> **WRITTEN REQUEST**:
Report every line below that holds the word "days".

> **DATA PROVIDED**:
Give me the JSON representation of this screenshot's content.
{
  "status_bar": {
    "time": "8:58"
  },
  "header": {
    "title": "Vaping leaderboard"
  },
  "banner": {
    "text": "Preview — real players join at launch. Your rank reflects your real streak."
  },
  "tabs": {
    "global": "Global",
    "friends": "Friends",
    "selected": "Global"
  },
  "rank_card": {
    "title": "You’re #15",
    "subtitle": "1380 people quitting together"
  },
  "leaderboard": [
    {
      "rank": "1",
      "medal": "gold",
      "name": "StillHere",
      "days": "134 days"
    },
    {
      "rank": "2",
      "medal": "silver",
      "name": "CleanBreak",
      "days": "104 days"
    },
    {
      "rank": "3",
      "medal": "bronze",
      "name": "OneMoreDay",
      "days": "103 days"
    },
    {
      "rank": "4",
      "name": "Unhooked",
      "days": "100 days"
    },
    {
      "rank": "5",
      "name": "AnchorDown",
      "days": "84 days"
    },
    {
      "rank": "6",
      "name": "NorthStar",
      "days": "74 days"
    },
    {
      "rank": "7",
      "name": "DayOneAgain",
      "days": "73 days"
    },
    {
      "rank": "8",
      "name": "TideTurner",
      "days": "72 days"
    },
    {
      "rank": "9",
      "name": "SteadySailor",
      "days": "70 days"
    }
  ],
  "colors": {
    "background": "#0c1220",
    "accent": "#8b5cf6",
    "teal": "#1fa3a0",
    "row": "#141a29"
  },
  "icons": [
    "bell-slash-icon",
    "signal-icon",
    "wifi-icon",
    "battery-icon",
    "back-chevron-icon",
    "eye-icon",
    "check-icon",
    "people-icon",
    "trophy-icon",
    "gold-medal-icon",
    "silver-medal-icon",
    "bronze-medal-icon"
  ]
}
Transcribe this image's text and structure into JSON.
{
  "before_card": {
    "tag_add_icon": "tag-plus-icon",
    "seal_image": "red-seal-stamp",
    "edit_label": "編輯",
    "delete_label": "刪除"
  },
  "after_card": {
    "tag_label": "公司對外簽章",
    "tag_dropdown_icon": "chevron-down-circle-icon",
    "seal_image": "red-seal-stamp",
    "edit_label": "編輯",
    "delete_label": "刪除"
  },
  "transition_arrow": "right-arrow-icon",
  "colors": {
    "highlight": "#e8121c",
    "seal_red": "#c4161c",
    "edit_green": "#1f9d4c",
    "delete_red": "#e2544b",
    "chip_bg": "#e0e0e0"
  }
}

> **SOLUTION TO THE EXERCISE**:
      "days": "134 days"
      "days": "104 days"
      "days": "103 days"
      "days": "100 days"
      "days": "84 days"
      "days": "74 days"
      "days": "73 days"
      "days": "72 days"
      "days": "70 days"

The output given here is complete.